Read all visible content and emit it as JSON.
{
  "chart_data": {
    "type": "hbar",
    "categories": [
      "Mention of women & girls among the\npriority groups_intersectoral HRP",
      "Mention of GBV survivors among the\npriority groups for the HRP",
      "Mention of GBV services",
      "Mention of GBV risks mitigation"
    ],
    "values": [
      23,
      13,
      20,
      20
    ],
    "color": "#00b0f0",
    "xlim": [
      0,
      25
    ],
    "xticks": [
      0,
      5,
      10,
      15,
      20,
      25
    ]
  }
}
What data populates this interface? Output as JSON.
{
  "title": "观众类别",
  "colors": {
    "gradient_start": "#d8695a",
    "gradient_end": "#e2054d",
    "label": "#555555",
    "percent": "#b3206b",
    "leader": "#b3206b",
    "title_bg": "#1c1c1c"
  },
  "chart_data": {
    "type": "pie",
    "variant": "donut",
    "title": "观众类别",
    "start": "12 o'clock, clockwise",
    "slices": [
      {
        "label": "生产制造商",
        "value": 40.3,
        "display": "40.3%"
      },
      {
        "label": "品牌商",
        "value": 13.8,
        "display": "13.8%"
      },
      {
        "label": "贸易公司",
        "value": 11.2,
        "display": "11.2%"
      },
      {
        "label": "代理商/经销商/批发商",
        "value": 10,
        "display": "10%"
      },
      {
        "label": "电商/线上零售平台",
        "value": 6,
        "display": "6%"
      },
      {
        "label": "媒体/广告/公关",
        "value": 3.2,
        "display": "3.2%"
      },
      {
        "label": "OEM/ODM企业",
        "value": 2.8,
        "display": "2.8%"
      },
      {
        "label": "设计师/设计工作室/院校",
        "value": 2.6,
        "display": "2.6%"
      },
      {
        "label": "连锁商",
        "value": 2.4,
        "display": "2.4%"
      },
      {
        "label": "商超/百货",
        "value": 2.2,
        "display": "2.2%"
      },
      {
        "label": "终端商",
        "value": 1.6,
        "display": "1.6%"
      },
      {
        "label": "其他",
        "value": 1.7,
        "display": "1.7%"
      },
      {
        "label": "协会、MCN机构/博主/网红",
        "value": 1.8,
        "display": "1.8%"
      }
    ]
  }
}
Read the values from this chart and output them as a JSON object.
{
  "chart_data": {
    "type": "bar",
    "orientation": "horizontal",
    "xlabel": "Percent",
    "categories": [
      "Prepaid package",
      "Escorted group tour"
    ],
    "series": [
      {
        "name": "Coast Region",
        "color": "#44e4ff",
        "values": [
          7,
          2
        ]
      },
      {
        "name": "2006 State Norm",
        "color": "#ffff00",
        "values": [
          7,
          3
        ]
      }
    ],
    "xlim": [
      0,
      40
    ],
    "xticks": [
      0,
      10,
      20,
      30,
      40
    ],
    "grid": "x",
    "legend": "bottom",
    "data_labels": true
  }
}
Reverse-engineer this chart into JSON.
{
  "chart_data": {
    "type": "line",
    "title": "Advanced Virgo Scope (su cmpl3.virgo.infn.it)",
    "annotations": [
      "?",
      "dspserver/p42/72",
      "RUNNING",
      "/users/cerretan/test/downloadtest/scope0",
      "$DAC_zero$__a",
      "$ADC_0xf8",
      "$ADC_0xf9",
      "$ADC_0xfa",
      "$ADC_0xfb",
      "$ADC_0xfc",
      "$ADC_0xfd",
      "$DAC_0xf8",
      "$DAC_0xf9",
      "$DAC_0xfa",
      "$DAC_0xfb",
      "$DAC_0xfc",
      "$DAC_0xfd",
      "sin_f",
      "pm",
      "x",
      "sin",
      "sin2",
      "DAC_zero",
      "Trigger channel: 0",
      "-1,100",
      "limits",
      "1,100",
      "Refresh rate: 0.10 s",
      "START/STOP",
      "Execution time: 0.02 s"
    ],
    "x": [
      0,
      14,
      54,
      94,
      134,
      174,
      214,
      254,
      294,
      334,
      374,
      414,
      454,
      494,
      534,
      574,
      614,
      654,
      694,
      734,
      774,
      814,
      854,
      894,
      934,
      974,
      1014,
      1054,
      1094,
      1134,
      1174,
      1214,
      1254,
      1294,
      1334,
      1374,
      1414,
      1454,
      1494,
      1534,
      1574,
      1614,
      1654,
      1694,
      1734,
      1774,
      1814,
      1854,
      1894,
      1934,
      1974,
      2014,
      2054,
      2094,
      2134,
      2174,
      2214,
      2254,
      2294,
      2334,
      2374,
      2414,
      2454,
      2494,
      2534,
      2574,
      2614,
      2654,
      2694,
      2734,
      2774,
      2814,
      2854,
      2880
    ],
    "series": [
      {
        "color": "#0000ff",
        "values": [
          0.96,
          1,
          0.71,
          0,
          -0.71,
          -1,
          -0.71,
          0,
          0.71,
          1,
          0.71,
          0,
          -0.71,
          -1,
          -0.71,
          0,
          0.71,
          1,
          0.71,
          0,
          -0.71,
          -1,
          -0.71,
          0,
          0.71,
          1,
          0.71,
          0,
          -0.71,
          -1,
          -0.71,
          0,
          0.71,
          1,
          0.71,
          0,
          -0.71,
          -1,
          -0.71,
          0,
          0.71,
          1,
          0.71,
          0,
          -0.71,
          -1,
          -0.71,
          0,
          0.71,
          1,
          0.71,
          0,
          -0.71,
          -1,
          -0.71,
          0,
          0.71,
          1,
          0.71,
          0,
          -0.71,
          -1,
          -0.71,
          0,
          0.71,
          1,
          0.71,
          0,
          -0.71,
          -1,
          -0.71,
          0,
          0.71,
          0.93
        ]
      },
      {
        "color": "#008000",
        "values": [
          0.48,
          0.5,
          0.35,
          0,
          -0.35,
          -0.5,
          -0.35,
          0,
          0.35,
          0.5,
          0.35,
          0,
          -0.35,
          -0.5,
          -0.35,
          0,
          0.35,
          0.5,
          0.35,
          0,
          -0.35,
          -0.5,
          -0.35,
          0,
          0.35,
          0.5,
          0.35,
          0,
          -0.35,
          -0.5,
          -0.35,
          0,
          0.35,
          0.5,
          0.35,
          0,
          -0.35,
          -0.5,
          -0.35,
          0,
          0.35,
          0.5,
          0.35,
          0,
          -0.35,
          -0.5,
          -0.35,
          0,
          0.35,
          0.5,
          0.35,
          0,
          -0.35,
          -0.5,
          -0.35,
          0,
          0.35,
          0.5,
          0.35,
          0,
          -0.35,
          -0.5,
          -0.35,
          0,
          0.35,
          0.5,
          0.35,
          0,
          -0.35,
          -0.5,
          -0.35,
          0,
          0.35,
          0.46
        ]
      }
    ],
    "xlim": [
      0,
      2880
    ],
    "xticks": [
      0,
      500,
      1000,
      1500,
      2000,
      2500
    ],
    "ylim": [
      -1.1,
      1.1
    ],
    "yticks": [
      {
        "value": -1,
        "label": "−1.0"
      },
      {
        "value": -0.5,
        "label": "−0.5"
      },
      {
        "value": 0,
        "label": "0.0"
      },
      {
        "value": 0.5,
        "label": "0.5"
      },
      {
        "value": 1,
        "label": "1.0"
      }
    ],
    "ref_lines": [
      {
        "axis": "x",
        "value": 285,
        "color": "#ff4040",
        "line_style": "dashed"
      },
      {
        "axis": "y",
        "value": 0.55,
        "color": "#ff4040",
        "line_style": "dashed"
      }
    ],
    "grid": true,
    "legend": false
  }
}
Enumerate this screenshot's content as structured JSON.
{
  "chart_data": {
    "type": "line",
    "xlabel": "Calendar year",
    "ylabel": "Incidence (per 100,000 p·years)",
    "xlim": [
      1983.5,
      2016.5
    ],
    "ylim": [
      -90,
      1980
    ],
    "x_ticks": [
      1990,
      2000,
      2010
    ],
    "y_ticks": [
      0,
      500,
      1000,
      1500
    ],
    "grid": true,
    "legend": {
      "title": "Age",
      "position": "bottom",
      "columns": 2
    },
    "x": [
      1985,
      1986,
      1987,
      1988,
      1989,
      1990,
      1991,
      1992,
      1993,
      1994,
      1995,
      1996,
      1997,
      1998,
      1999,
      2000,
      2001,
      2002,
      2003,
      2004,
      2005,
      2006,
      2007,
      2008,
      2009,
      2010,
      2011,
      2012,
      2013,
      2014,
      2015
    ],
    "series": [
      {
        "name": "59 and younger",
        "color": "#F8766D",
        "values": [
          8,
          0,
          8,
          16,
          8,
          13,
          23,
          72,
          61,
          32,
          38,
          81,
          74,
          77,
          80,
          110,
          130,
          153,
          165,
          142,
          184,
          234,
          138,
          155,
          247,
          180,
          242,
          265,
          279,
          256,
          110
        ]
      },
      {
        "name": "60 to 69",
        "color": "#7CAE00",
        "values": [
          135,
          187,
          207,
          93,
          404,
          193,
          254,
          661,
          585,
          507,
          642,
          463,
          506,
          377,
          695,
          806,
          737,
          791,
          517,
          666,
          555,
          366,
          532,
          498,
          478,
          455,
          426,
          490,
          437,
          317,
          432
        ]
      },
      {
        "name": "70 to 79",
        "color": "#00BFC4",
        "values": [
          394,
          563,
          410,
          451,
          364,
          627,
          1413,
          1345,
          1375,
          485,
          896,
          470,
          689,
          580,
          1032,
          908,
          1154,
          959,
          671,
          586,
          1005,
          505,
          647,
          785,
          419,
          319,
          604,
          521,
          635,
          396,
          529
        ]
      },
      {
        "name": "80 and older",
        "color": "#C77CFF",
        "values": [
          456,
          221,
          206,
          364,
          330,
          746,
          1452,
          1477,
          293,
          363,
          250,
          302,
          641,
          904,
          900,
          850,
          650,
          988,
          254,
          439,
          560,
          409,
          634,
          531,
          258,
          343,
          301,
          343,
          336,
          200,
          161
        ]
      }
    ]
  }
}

__________

▶ Aim
Where a line holds "name", copy that line.

▶ Expected answer
        "name": "Coast Region",
        "name": "2006 State Norm",
        "name": "59 and younger",
        "name": "60 to 69",
        "name": "70 to 79",
        "name": "80 and older",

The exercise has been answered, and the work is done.